- [WORK TO COMPLETE]: Repeat, word for word, every line from the line holding "Give me a plain-text" through the final line of the entries below. Skip all pictures.

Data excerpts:

* * * * * * *

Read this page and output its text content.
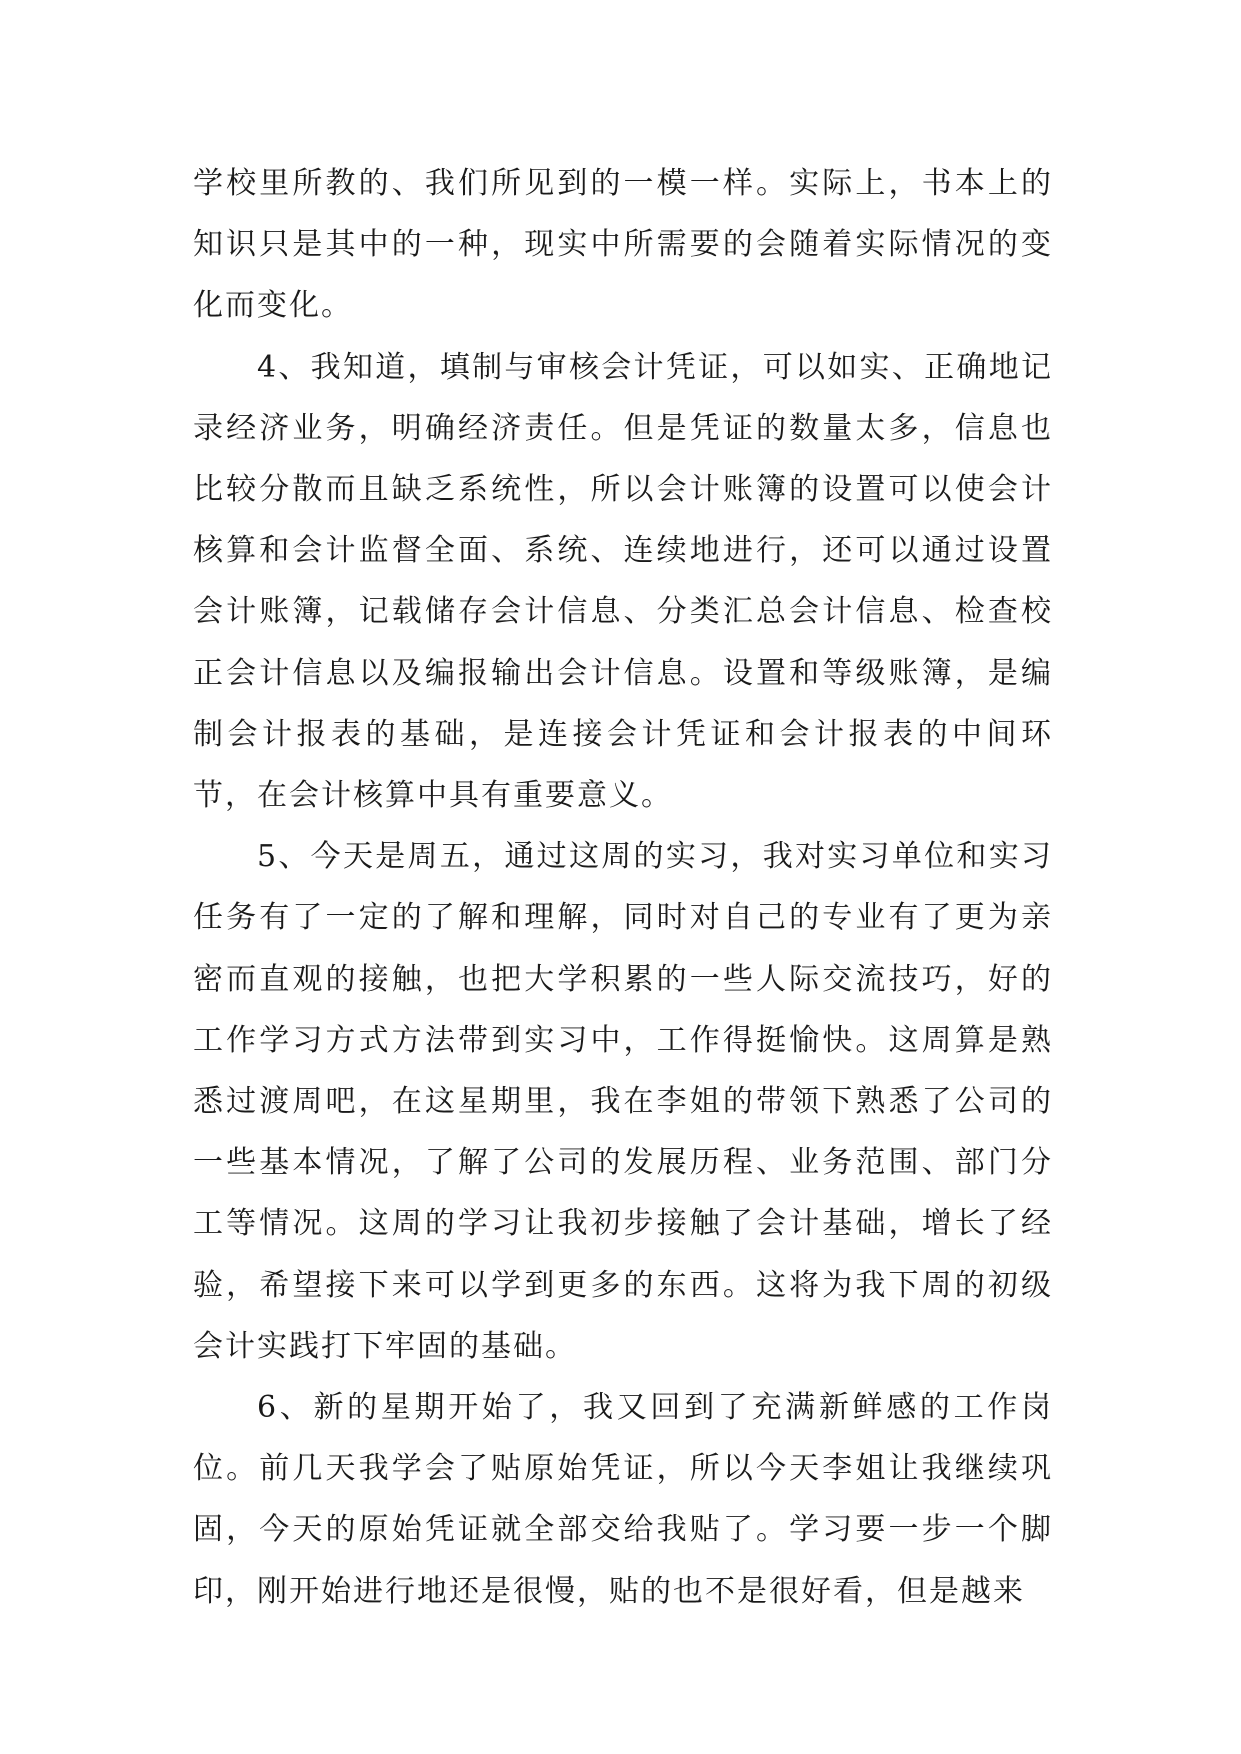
学校里所教的、我们所见到的一模一样。实际上，书本上的知识只是其中的一种，现实中所需要的会随着实际情况的变化而变化。

4、我知道，填制与审核会计凭证，可以如实、正确地记录经济业务，明确经济责任。但是凭证的数量太多，信息也比较分散而且缺乏系统性，所以会计账簿的设置可以使会计核算和会计监督全面、系统、连续地进行，还可以通过设置会计账簿，记载储存会计信息、分类汇总会计信息、检查校正会计信息以及编报输出会计信息。设置和等级账簿，是编制会计报表的基础，是连接会计凭证和会计报表的中间环节，在会计核算中具有重要意义。

5、今天是周五，通过这周的实习，我对实习单位和实习任务有了一定的了解和理解，同时对自己的专业有了更为亲密而直观的接触，也把大学积累的一些人际交流技巧，好的工作学习方式方法带到实习中，工作得挺愉快。这周算是熟悉过渡周吧，在这星期里，我在李姐的带领下熟悉了公司的一些基本情况，了解了公司的发展历程、业务范围、部门分工等情况。这周的学习让我初步接触了会计基础，增长了经验，希望接下来可以学到更多的东西。这将为我下周的初级会计实践打下牢固的基础。

6、新的星期开始了，我又回到了充满新鲜感的工作岗位。前几天我学会了贴原始凭证，所以今天李姐让我继续巩固，今天的原始凭证就全部交给我贴了。学习要一步一个脚印，刚开始进行地还是很慢，贴的也不是很好看，但是越来
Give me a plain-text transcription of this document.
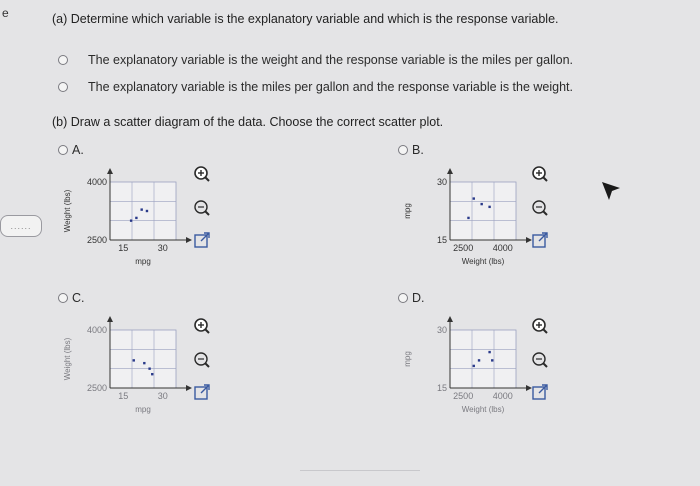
e	(a) Determine which variable is the explanatory variable and which is the response variable.
The explanatory variable is the weight and the response variable is the miles per gallon.
The explanatory variable is the miles per gallon and the response variable is the weight.
(b) Draw a scatter diagram of the data. Choose the correct scatter plot.
......
A.	B.
C.	D.
Weight (lbs)
4000
2500
15	30
mpg
mpg
30
15
2500 4000
Weight (lbs)
Weight (lbs)
4000
2500
15	30
mpg
mpg
30
15
2500 4000
Weight (lbs)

* * * * * * *

- [COMPLETED EXERCISE]:
Give me a plain-text transcription of this document.
e	(a) Determine which variable is the explanatory variable and which is the response variable.
The explanatory variable is the weight and the response variable is the miles per gallon.
The explanatory variable is the miles per gallon and the response variable is the weight.
(b) Draw a scatter diagram of the data. Choose the correct scatter plot.
......
A.	B.
C.	D.
Weight (lbs)
4000
2500
15	30
mpg
mpg
30
15
2500 4000
Weight (lbs)
Weight (lbs)
4000
2500
15	30
mpg
mpg
30
15
2500 4000
Weight (lbs)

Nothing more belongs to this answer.